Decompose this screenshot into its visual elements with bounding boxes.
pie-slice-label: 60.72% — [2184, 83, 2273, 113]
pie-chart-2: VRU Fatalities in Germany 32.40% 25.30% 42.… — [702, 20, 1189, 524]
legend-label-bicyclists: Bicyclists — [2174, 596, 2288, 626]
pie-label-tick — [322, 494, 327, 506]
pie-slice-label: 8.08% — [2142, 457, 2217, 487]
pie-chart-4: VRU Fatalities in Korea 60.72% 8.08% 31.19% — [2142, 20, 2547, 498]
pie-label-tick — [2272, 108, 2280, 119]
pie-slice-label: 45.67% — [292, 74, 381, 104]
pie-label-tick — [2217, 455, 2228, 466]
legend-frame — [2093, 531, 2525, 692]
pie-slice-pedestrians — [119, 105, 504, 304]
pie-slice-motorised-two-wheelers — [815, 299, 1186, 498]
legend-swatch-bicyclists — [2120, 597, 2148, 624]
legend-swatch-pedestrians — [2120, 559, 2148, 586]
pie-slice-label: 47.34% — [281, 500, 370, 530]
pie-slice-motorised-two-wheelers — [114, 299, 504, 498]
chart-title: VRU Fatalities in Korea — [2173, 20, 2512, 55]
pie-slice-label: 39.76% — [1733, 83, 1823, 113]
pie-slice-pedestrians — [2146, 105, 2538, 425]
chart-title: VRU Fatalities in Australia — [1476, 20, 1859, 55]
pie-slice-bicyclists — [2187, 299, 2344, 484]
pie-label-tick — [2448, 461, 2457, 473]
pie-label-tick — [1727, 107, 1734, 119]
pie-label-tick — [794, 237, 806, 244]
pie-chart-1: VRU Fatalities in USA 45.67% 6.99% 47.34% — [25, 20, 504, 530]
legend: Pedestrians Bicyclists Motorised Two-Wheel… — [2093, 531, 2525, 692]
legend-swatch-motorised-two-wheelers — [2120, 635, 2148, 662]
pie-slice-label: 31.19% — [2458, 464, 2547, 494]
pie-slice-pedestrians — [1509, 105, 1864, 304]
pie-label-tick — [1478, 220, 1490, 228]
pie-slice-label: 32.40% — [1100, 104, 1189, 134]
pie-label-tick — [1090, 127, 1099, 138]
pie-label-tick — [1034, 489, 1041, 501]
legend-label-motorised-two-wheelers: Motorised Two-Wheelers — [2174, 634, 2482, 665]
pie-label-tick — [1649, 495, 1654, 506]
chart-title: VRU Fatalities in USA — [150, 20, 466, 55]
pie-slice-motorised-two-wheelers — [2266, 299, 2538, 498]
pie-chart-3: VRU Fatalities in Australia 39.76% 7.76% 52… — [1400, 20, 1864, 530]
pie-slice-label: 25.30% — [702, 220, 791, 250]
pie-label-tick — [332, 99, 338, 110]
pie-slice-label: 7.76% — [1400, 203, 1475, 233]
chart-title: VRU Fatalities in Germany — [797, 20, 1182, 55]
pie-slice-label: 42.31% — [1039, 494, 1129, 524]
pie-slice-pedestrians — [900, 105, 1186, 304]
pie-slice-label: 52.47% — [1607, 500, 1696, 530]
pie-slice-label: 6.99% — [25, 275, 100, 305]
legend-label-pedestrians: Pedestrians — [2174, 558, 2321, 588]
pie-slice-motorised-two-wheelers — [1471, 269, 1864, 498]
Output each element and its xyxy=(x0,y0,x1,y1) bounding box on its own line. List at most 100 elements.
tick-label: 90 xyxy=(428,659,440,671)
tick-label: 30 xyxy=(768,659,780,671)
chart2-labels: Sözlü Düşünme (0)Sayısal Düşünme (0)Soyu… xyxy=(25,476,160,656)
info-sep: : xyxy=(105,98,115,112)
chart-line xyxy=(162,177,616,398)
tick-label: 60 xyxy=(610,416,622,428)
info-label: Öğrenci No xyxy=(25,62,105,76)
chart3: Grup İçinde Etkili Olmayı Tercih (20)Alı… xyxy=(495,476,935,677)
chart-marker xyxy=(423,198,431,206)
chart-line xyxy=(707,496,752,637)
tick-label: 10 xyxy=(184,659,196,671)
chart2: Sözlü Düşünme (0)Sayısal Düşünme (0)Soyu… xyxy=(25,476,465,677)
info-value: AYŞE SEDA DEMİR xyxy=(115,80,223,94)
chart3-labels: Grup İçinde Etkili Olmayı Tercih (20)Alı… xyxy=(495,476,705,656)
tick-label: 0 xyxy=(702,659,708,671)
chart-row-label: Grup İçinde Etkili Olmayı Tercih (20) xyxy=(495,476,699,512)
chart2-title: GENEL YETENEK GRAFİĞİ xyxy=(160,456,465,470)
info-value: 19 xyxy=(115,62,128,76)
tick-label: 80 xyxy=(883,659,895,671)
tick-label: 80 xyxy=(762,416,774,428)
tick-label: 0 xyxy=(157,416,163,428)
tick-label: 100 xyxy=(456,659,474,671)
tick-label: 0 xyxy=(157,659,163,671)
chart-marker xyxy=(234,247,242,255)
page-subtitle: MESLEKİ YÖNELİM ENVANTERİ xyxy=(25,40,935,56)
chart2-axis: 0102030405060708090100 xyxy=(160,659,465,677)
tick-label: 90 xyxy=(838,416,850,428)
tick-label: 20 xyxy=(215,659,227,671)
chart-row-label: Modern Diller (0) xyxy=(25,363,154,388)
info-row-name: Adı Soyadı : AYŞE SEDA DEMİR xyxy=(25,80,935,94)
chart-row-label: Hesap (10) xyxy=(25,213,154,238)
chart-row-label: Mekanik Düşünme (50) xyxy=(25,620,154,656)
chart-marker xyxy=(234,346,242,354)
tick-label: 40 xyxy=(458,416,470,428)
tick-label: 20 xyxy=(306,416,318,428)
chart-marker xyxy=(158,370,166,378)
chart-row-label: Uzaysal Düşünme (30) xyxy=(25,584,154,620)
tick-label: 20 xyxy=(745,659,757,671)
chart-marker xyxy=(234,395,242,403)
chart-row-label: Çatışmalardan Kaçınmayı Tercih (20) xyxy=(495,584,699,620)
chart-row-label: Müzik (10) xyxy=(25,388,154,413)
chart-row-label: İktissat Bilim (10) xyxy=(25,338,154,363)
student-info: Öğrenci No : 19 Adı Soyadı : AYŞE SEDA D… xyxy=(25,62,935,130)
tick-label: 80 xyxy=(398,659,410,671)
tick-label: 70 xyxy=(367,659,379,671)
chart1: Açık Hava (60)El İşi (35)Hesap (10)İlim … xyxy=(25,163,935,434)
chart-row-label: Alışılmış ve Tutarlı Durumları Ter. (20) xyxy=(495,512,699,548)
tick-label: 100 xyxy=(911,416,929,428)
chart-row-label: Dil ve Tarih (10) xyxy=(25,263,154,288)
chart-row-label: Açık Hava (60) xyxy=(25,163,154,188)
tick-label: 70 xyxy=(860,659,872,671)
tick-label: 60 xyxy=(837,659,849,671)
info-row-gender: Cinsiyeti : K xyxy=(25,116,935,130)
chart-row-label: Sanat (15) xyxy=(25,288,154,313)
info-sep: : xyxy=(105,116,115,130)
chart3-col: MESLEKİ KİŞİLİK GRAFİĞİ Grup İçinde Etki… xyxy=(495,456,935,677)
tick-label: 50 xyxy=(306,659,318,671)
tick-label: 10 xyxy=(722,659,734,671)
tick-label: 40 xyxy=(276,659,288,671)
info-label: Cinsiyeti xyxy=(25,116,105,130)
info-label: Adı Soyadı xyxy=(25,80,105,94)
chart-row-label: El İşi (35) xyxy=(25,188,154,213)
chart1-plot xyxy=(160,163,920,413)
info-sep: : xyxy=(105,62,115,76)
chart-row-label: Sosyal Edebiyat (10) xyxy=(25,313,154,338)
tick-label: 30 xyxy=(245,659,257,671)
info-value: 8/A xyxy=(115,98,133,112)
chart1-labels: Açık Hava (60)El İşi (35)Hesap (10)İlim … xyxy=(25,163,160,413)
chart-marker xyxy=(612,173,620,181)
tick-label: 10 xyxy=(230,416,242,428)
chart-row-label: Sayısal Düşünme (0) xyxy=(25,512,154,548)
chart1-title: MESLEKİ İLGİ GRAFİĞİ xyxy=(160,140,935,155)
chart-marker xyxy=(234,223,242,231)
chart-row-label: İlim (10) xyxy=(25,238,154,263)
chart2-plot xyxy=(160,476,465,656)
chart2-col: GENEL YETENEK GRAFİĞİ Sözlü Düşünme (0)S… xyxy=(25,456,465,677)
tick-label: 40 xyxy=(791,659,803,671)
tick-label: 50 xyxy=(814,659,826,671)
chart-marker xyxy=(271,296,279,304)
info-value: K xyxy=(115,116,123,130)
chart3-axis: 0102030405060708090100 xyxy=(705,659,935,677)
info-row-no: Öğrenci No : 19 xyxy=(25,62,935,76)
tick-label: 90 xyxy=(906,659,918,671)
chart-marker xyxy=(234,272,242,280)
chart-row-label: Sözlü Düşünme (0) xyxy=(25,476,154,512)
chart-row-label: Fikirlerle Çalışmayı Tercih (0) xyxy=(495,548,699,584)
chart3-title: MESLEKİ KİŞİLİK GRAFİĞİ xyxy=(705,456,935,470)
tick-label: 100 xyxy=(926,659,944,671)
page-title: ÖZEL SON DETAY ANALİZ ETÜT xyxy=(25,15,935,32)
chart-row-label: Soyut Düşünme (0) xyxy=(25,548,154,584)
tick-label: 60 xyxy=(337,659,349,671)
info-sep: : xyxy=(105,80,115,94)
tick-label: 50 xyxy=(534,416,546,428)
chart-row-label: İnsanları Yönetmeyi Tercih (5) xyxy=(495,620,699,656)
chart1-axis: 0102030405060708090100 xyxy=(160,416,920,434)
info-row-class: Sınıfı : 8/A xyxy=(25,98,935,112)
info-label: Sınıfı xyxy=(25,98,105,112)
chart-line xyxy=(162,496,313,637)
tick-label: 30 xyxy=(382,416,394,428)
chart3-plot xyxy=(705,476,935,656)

——————————

- _What this task involves_
Copy the items word for word, beginning with their very first line and ending with the line that contains "pie-label-tick — [1649, 495, 1654, 506]", including that line.

- _Written reply_
Decompose this screenshot into its visual elements with bounding boxes.
pie-slice-label: 60.72% — [2184, 83, 2273, 113]
pie-chart-2: VRU Fatalities in Germany 32.40% 25.30% 42.… — [702, 20, 1189, 524]
legend-label-bicyclists: Bicyclists — [2174, 596, 2288, 626]
pie-label-tick — [322, 494, 327, 506]
pie-slice-label: 8.08% — [2142, 457, 2217, 487]
pie-chart-4: VRU Fatalities in Korea 60.72% 8.08% 31.19% — [2142, 20, 2547, 498]
pie-label-tick — [2272, 108, 2280, 119]
pie-slice-label: 45.67% — [292, 74, 381, 104]
pie-label-tick — [2217, 455, 2228, 466]
legend-frame — [2093, 531, 2525, 692]
pie-slice-pedestrians — [119, 105, 504, 304]
pie-slice-motorised-two-wheelers — [815, 299, 1186, 498]
legend-swatch-bicyclists — [2120, 597, 2148, 624]
legend-swatch-pedestrians — [2120, 559, 2148, 586]
pie-slice-label: 47.34% — [281, 500, 370, 530]
pie-slice-motorised-two-wheelers — [114, 299, 504, 498]
chart-title: VRU Fatalities in Korea — [2173, 20, 2512, 55]
pie-slice-label: 39.76% — [1733, 83, 1823, 113]
pie-slice-pedestrians — [2146, 105, 2538, 425]
chart-title: VRU Fatalities in Australia — [1476, 20, 1859, 55]
pie-slice-bicyclists — [2187, 299, 2344, 484]
pie-label-tick — [2448, 461, 2457, 473]
pie-label-tick — [1727, 107, 1734, 119]
pie-label-tick — [794, 237, 806, 244]
pie-chart-1: VRU Fatalities in USA 45.67% 6.99% 47.34% — [25, 20, 504, 530]
legend: Pedestrians Bicyclists Motorised Two-Wheel… — [2093, 531, 2525, 692]
legend-swatch-motorised-two-wheelers — [2120, 635, 2148, 662]
pie-slice-label: 31.19% — [2458, 464, 2547, 494]
pie-slice-pedestrians — [1509, 105, 1864, 304]
pie-label-tick — [1478, 220, 1490, 228]
pie-slice-label: 32.40% — [1100, 104, 1189, 134]
pie-label-tick — [1090, 127, 1099, 138]
pie-label-tick — [1034, 489, 1041, 501]
legend-label-motorised-two-wheelers: Motorised Two-Wheelers — [2174, 634, 2482, 665]
pie-label-tick — [1649, 495, 1654, 506]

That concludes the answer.